◆ Stored records:
'''

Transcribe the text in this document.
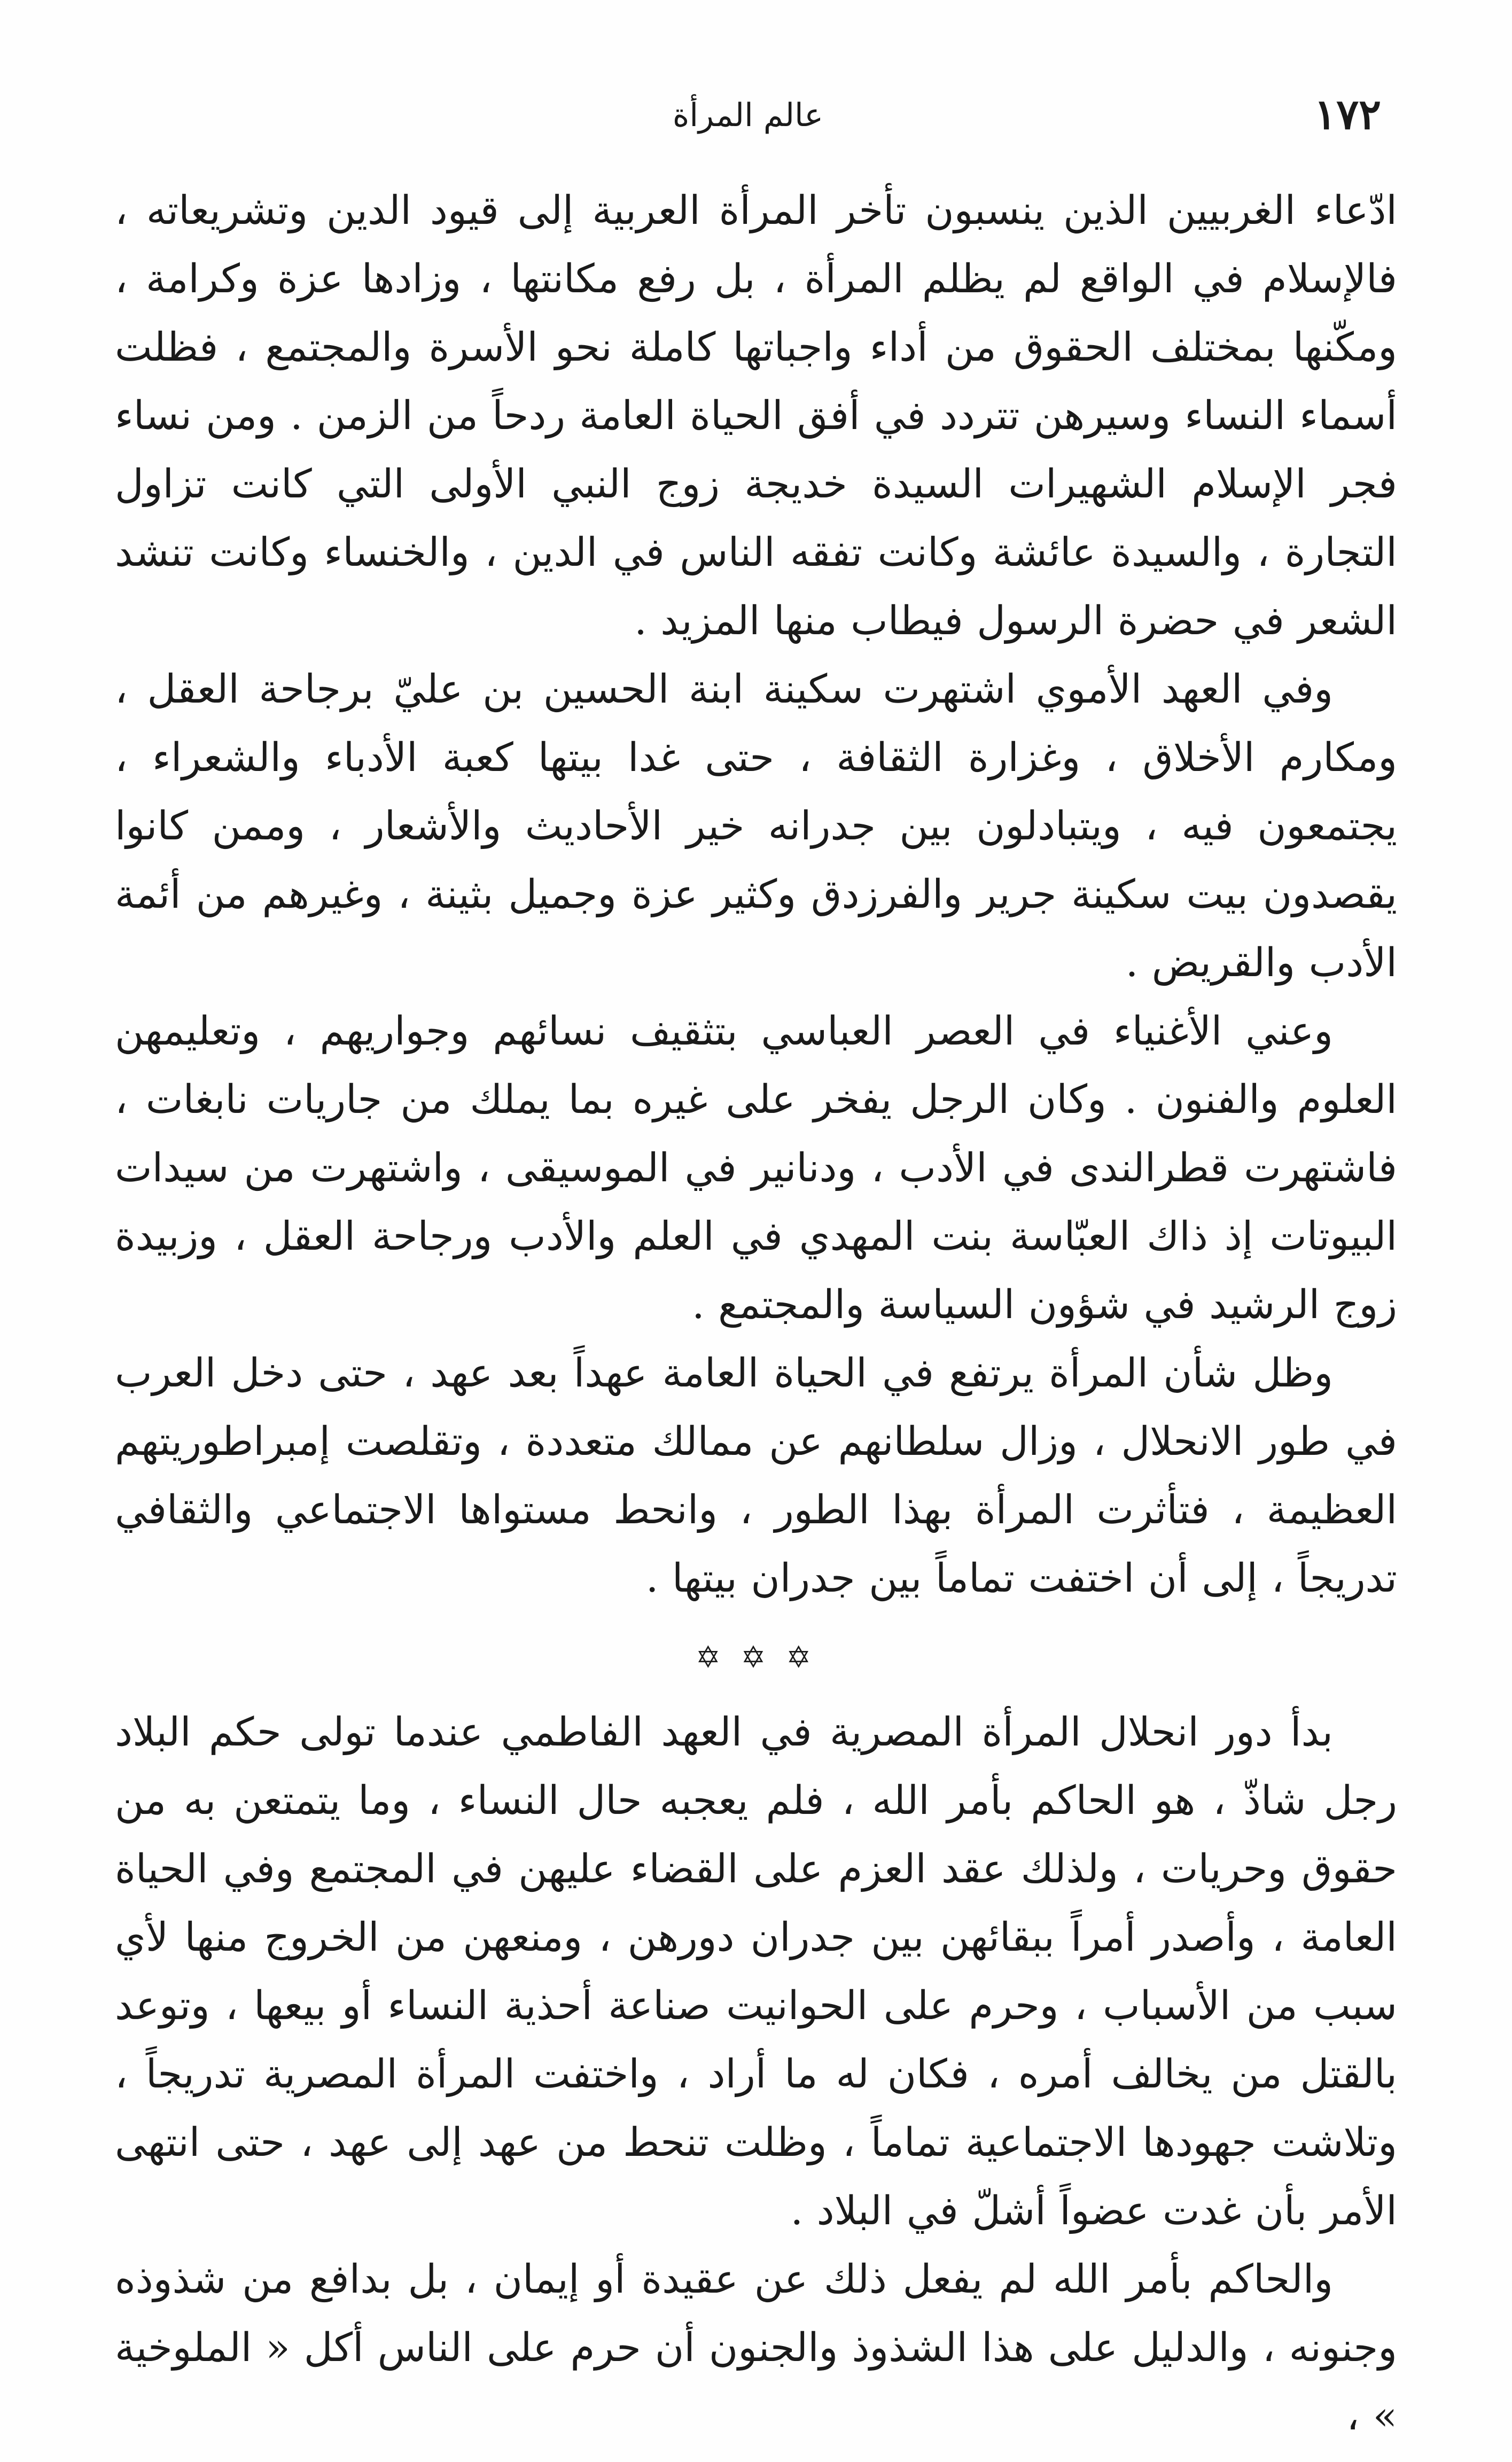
١٧٢
عالم المرأة

ادّعاء الغربيين الذين ينسبون تأخر المرأة العربية إلى قيود الدين وتشريعاته ، فالإسلام في الواقع لم يظلم المرأة ، بل رفع مكانتها ، وزادها عزة وكرامة ، ومكّنها بمختلف الحقوق من أداء واجباتها كاملة نحو الأسرة والمجتمع ، فظلت أسماء النساء وسيرهن تتردد في أفق الحياة العامة ردحاً من الزمن . ومن نساء فجر الإسلام الشهيرات السيدة خديجة زوج النبي الأولى التي كانت تزاول التجارة ، والسيدة عائشة وكانت تفقه الناس في الدين ، والخنساء وكانت تنشد الشعر في حضرة الرسول فيطاب منها المزيد .

وفي العهد الأموي اشتهرت سكينة ابنة الحسين بن عليّ برجاحة العقل ، ومكارم الأخلاق ، وغزارة الثقافة ، حتى غدا بيتها كعبة الأدباء والشعراء ، يجتمعون فيه ، ويتبادلون بين جدرانه خير الأحاديث والأشعار ، وممن كانوا يقصدون بيت سكينة جرير والفرزدق وكثير عزة وجميل بثينة ، وغيرهم من أئمة الأدب والقريض .

وعني الأغنياء في العصر العباسي بتثقيف نسائهم وجواريهم ، وتعليمهن العلوم والفنون . وكان الرجل يفخر على غيره بما يملك من جاريات نابغات ، فاشتهرت قطرالندى في الأدب ، ودنانير في الموسيقى ، واشتهرت من سيدات البيوتات إذ ذاك العبّاسة بنت المهدي في العلم والأدب ورجاحة العقل ، وزبيدة زوج الرشيد في شؤون السياسة والمجتمع .

وظل شأن المرأة يرتفع في الحياة العامة عهداً بعد عهد ، حتى دخل العرب في طور الانحلال ، وزال سلطانهم عن ممالك متعددة ، وتقلصت إمبراطوريتهم العظيمة ، فتأثرت المرأة بهذا الطور ، وانحط مستواها الاجتماعي والثقافي تدريجاً ، إلى أن اختفت تماماً بين جدران بيتها .

✡ ✡ ✡

بدأ دور انحلال المرأة المصرية في العهد الفاطمي عندما تولى حكم البلاد رجل شاذّ ، هو الحاكم بأمر الله ، فلم يعجبه حال النساء ، وما يتمتعن به من حقوق وحريات ، ولذلك عقد العزم على القضاء عليهن في المجتمع وفي الحياة العامة ، وأصدر أمراً ببقائهن بين جدران دورهن ، ومنعهن من الخروج منها لأي سبب من الأسباب ، وحرم على الحوانيت صناعة أحذية النساء أو بيعها ، وتوعد بالقتل من يخالف أمره ، فكان له ما أراد ، واختفت المرأة المصرية تدريجاً ، وتلاشت جهودها الاجتماعية تماماً ، وظلت تنحط من عهد إلى عهد ، حتى انتهى الأمر بأن غدت عضواً أشلّ في البلاد .

والحاكم بأمر الله لم يفعل ذلك عن عقيدة أو إيمان ، بل بدافع من شذوذه وجنونه ، والدليل على هذا الشذوذ والجنون أن حرم على الناس أكل « الملوخية » ،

'''

◆ What the exercise asks: Exclude the images and reproduce the remaining data exactly.

◆ Answer for this exercise:
Transcribe the text in this document.
١٧٢
عالم المرأة

ادّعاء الغربيين الذين ينسبون تأخر المرأة العربية إلى قيود الدين وتشريعاته ، فالإسلام في الواقع لم يظلم المرأة ، بل رفع مكانتها ، وزادها عزة وكرامة ، ومكّنها بمختلف الحقوق من أداء واجباتها كاملة نحو الأسرة والمجتمع ، فظلت أسماء النساء وسيرهن تتردد في أفق الحياة العامة ردحاً من الزمن . ومن نساء فجر الإسلام الشهيرات السيدة خديجة زوج النبي الأولى التي كانت تزاول التجارة ، والسيدة عائشة وكانت تفقه الناس في الدين ، والخنساء وكانت تنشد الشعر في حضرة الرسول فيطاب منها المزيد .

وفي العهد الأموي اشتهرت سكينة ابنة الحسين بن عليّ برجاحة العقل ، ومكارم الأخلاق ، وغزارة الثقافة ، حتى غدا بيتها كعبة الأدباء والشعراء ، يجتمعون فيه ، ويتبادلون بين جدرانه خير الأحاديث والأشعار ، وممن كانوا يقصدون بيت سكينة جرير والفرزدق وكثير عزة وجميل بثينة ، وغيرهم من أئمة الأدب والقريض .

وعني الأغنياء في العصر العباسي بتثقيف نسائهم وجواريهم ، وتعليمهن العلوم والفنون . وكان الرجل يفخر على غيره بما يملك من جاريات نابغات ، فاشتهرت قطرالندى في الأدب ، ودنانير في الموسيقى ، واشتهرت من سيدات البيوتات إذ ذاك العبّاسة بنت المهدي في العلم والأدب ورجاحة العقل ، وزبيدة زوج الرشيد في شؤون السياسة والمجتمع .

وظل شأن المرأة يرتفع في الحياة العامة عهداً بعد عهد ، حتى دخل العرب في طور الانحلال ، وزال سلطانهم عن ممالك متعددة ، وتقلصت إمبراطوريتهم العظيمة ، فتأثرت المرأة بهذا الطور ، وانحط مستواها الاجتماعي والثقافي تدريجاً ، إلى أن اختفت تماماً بين جدران بيتها .

✡ ✡ ✡

بدأ دور انحلال المرأة المصرية في العهد الفاطمي عندما تولى حكم البلاد رجل شاذّ ، هو الحاكم بأمر الله ، فلم يعجبه حال النساء ، وما يتمتعن به من حقوق وحريات ، ولذلك عقد العزم على القضاء عليهن في المجتمع وفي الحياة العامة ، وأصدر أمراً ببقائهن بين جدران دورهن ، ومنعهن من الخروج منها لأي سبب من الأسباب ، وحرم على الحوانيت صناعة أحذية النساء أو بيعها ، وتوعد بالقتل من يخالف أمره ، فكان له ما أراد ، واختفت المرأة المصرية تدريجاً ، وتلاشت جهودها الاجتماعية تماماً ، وظلت تنحط من عهد إلى عهد ، حتى انتهى الأمر بأن غدت عضواً أشلّ في البلاد .

والحاكم بأمر الله لم يفعل ذلك عن عقيدة أو إيمان ، بل بدافع من شذوذه وجنونه ، والدليل على هذا الشذوذ والجنون أن حرم على الناس أكل « الملوخية » ،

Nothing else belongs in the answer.